TASK OBJECTIVE: Every line in the listing is to be echoed verbatim.
---------- RECORDS PROVIDED
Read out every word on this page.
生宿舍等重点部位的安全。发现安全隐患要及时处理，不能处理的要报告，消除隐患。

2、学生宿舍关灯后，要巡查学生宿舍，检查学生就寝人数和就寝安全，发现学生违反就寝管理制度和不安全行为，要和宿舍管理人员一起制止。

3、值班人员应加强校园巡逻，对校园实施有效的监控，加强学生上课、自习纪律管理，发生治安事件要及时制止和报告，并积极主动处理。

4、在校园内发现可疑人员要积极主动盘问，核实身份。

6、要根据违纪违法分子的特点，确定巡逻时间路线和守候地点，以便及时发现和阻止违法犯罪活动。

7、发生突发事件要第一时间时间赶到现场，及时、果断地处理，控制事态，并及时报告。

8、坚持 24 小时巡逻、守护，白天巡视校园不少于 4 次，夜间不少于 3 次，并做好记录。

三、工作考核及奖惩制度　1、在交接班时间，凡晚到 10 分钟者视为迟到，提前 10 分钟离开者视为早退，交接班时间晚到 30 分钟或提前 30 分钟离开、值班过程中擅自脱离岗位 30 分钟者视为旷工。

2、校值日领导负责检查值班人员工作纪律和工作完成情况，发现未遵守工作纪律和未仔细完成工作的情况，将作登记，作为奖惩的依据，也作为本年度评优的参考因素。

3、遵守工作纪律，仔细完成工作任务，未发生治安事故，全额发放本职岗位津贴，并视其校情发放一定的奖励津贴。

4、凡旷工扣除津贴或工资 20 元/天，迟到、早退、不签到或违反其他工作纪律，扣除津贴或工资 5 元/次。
--------------------
COMPLETED TASK:
Read out every word on this page.
生宿舍等重点部位的安全。发现安全隐患要及时处理，不能处理的要报告，消除隐患。

2、学生宿舍关灯后，要巡查学生宿舍，检查学生就寝人数和就寝安全，发现学生违反就寝管理制度和不安全行为，要和宿舍管理人员一起制止。

3、值班人员应加强校园巡逻，对校园实施有效的监控，加强学生上课、自习纪律管理，发生治安事件要及时制止和报告，并积极主动处理。

4、在校园内发现可疑人员要积极主动盘问，核实身份。

6、要根据违纪违法分子的特点，确定巡逻时间路线和守候地点，以便及时发现和阻止违法犯罪活动。

7、发生突发事件要第一时间时间赶到现场，及时、果断地处理，控制事态，并及时报告。

8、坚持 24 小时巡逻、守护，白天巡视校园不少于 4 次，夜间不少于 3 次，并做好记录。

三、工作考核及奖惩制度　1、在交接班时间，凡晚到 10 分钟者视为迟到，提前 10 分钟离开者视为早退，交接班时间晚到 30 分钟或提前 30 分钟离开、值班过程中擅自脱离岗位 30 分钟者视为旷工。

2、校值日领导负责检查值班人员工作纪律和工作完成情况，发现未遵守工作纪律和未仔细完成工作的情况，将作登记，作为奖惩的依据，也作为本年度评优的参考因素。

3、遵守工作纪律，仔细完成工作任务，未发生治安事故，全额发放本职岗位津贴，并视其校情发放一定的奖励津贴。

4、凡旷工扣除津贴或工资 20 元/天，迟到、早退、不签到或违反其他工作纪律，扣除津贴或工资 5 元/次。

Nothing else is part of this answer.